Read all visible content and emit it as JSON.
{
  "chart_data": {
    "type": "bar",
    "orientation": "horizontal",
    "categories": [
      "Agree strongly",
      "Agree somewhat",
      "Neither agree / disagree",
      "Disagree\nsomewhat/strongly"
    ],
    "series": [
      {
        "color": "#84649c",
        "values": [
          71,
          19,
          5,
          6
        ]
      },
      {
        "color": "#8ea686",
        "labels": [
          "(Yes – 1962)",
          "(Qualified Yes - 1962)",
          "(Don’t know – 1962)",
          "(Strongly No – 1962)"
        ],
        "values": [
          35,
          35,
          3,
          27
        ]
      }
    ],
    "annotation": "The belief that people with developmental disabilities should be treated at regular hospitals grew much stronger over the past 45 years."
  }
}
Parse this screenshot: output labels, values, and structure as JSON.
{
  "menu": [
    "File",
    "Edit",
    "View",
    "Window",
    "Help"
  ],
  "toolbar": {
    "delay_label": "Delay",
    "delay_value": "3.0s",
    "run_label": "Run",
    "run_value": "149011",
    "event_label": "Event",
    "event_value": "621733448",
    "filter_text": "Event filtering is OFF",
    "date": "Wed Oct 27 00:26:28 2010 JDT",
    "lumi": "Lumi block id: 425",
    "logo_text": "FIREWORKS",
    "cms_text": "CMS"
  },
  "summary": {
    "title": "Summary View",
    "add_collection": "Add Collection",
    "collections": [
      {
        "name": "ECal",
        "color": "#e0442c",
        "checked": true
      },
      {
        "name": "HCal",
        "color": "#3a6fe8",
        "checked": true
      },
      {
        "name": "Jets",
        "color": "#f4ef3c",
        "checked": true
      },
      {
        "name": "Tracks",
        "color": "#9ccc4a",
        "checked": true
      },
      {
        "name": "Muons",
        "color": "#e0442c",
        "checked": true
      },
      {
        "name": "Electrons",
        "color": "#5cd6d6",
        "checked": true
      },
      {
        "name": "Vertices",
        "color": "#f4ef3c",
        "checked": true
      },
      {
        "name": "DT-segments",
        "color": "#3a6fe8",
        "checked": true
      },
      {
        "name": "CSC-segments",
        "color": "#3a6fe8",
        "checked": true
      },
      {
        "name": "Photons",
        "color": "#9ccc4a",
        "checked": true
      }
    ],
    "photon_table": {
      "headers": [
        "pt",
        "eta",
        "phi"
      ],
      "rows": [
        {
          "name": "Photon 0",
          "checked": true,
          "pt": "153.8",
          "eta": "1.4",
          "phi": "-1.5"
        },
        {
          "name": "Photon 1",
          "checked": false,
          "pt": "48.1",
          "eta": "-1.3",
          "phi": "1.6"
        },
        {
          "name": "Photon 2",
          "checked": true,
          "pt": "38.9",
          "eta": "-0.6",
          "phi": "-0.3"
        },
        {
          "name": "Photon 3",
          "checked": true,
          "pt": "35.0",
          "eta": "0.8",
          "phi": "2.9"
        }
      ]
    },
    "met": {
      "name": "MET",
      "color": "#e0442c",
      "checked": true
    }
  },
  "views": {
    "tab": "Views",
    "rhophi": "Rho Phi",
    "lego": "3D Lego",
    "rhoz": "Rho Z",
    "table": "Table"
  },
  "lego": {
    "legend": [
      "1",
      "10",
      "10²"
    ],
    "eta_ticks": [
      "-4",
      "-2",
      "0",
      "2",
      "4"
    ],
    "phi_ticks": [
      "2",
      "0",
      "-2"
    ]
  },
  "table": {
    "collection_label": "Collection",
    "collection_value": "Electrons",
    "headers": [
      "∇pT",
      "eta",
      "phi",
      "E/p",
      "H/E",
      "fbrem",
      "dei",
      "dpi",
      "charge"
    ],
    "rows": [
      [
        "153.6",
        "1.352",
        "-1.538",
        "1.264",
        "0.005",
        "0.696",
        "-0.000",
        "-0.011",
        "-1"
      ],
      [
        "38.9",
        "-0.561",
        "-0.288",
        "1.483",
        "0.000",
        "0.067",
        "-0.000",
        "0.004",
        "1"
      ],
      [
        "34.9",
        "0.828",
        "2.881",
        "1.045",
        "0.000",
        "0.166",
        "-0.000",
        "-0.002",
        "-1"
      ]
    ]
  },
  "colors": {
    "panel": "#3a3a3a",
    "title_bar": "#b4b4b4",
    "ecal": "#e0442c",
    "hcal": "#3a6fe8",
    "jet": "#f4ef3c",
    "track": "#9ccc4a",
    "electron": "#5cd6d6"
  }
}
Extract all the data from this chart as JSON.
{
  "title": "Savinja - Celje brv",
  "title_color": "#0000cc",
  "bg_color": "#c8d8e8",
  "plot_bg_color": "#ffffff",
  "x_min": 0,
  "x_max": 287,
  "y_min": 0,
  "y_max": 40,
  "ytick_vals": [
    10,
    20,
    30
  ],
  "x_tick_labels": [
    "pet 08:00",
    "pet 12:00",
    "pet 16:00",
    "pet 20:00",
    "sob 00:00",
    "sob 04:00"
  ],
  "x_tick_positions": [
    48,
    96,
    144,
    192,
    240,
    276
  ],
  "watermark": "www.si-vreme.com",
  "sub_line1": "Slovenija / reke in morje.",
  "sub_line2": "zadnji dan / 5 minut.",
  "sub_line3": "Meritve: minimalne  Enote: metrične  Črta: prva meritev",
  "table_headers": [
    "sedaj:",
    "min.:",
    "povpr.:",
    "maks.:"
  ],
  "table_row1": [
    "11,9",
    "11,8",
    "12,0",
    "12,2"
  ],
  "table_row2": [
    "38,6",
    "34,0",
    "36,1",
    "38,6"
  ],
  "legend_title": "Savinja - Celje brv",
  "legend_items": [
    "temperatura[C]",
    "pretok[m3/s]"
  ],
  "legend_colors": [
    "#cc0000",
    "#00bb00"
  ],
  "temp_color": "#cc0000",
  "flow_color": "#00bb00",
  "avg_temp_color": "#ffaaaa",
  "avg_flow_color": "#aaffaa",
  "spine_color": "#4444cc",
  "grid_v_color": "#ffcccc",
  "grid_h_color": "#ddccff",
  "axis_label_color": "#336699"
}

******

Problem details: Reproduce the complete set of lines precisely as supplied.

Finished exercise:
Read all visible content and emit it as JSON.
{
  "chart_data": {
    "type": "bar",
    "orientation": "horizontal",
    "categories": [
      "Agree strongly",
      "Agree somewhat",
      "Neither agree / disagree",
      "Disagree\nsomewhat/strongly"
    ],
    "series": [
      {
        "color": "#84649c",
        "values": [
          71,
          19,
          5,
          6
        ]
      },
      {
        "color": "#8ea686",
        "labels": [
          "(Yes – 1962)",
          "(Qualified Yes - 1962)",
          "(Don’t know – 1962)",
          "(Strongly No – 1962)"
        ],
        "values": [
          35,
          35,
          3,
          27
        ]
      }
    ],
    "annotation": "The belief that people with developmental disabilities should be treated at regular hospitals grew much stronger over the past 45 years."
  }
}
Parse this screenshot: output labels, values, and structure as JSON.
{
  "menu": [
    "File",
    "Edit",
    "View",
    "Window",
    "Help"
  ],
  "toolbar": {
    "delay_label": "Delay",
    "delay_value": "3.0s",
    "run_label": "Run",
    "run_value": "149011",
    "event_label": "Event",
    "event_value": "621733448",
    "filter_text": "Event filtering is OFF",
    "date": "Wed Oct 27 00:26:28 2010 JDT",
    "lumi": "Lumi block id: 425",
    "logo_text": "FIREWORKS",
    "cms_text": "CMS"
  },
  "summary": {
    "title": "Summary View",
    "add_collection": "Add Collection",
    "collections": [
      {
        "name": "ECal",
        "color": "#e0442c",
        "checked": true
      },
      {
        "name": "HCal",
        "color": "#3a6fe8",
        "checked": true
      },
      {
        "name": "Jets",
        "color": "#f4ef3c",
        "checked": true
      },
      {
        "name": "Tracks",
        "color": "#9ccc4a",
        "checked": true
      },
      {
        "name": "Muons",
        "color": "#e0442c",
        "checked": true
      },
      {
        "name": "Electrons",
        "color": "#5cd6d6",
        "checked": true
      },
      {
        "name": "Vertices",
        "color": "#f4ef3c",
        "checked": true
      },
      {
        "name": "DT-segments",
        "color": "#3a6fe8",
        "checked": true
      },
      {
        "name": "CSC-segments",
        "color": "#3a6fe8",
        "checked": true
      },
      {
        "name": "Photons",
        "color": "#9ccc4a",
        "checked": true
      }
    ],
    "photon_table": {
      "headers": [
        "pt",
        "eta",
        "phi"
      ],
      "rows": [
        {
          "name": "Photon 0",
          "checked": true,
          "pt": "153.8",
          "eta": "1.4",
          "phi": "-1.5"
        },
        {
          "name": "Photon 1",
          "checked": false,
          "pt": "48.1",
          "eta": "-1.3",
          "phi": "1.6"
        },
        {
          "name": "Photon 2",
          "checked": true,
          "pt": "38.9",
          "eta": "-0.6",
          "phi": "-0.3"
        },
        {
          "name": "Photon 3",
          "checked": true,
          "pt": "35.0",
          "eta": "0.8",
          "phi": "2.9"
        }
      ]
    },
    "met": {
      "name": "MET",
      "color": "#e0442c",
      "checked": true
    }
  },
  "views": {
    "tab": "Views",
    "rhophi": "Rho Phi",
    "lego": "3D Lego",
    "rhoz": "Rho Z",
    "table": "Table"
  },
  "lego": {
    "legend": [
      "1",
      "10",
      "10²"
    ],
    "eta_ticks": [
      "-4",
      "-2",
      "0",
      "2",
      "4"
    ],
    "phi_ticks": [
      "2",
      "0",
      "-2"
    ]
  },
  "table": {
    "collection_label": "Collection",
    "collection_value": "Electrons",
    "headers": [
      "∇pT",
      "eta",
      "phi",
      "E/p",
      "H/E",
      "fbrem",
      "dei",
      "dpi",
      "charge"
    ],
    "rows": [
      [
        "153.6",
        "1.352",
        "-1.538",
        "1.264",
        "0.005",
        "0.696",
        "-0.000",
        "-0.011",
        "-1"
      ],
      [
        "38.9",
        "-0.561",
        "-0.288",
        "1.483",
        "0.000",
        "0.067",
        "-0.000",
        "0.004",
        "1"
      ],
      [
        "34.9",
        "0.828",
        "2.881",
        "1.045",
        "0.000",
        "0.166",
        "-0.000",
        "-0.002",
        "-1"
      ]
    ]
  },
  "colors": {
    "panel": "#3a3a3a",
    "title_bar": "#b4b4b4",
    "ecal": "#e0442c",
    "hcal": "#3a6fe8",
    "jet": "#f4ef3c",
    "track": "#9ccc4a",
    "electron": "#5cd6d6"
  }
}
Extract all the data from this chart as JSON.
{
  "title": "Savinja - Celje brv",
  "title_color": "#0000cc",
  "bg_color": "#c8d8e8",
  "plot_bg_color": "#ffffff",
  "x_min": 0,
  "x_max": 287,
  "y_min": 0,
  "y_max": 40,
  "ytick_vals": [
    10,
    20,
    30
  ],
  "x_tick_labels": [
    "pet 08:00",
    "pet 12:00",
    "pet 16:00",
    "pet 20:00",
    "sob 00:00",
    "sob 04:00"
  ],
  "x_tick_positions": [
    48,
    96,
    144,
    192,
    240,
    276
  ],
  "watermark": "www.si-vreme.com",
  "sub_line1": "Slovenija / reke in morje.",
  "sub_line2": "zadnji dan / 5 minut.",
  "sub_line3": "Meritve: minimalne  Enote: metrične  Črta: prva meritev",
  "table_headers": [
    "sedaj:",
    "min.:",
    "povpr.:",
    "maks.:"
  ],
  "table_row1": [
    "11,9",
    "11,8",
    "12,0",
    "12,2"
  ],
  "table_row2": [
    "38,6",
    "34,0",
    "36,1",
    "38,6"
  ],
  "legend_title": "Savinja - Celje brv",
  "legend_items": [
    "temperatura[C]",
    "pretok[m3/s]"
  ],
  "legend_colors": [
    "#cc0000",
    "#00bb00"
  ],
  "temp_color": "#cc0000",
  "flow_color": "#00bb00",
  "avg_temp_color": "#ffaaaa",
  "avg_flow_color": "#aaffaa",
  "spine_color": "#4444cc",
  "grid_v_color": "#ffcccc",
  "grid_h_color": "#ddccff",
  "axis_label_color": "#336699"
}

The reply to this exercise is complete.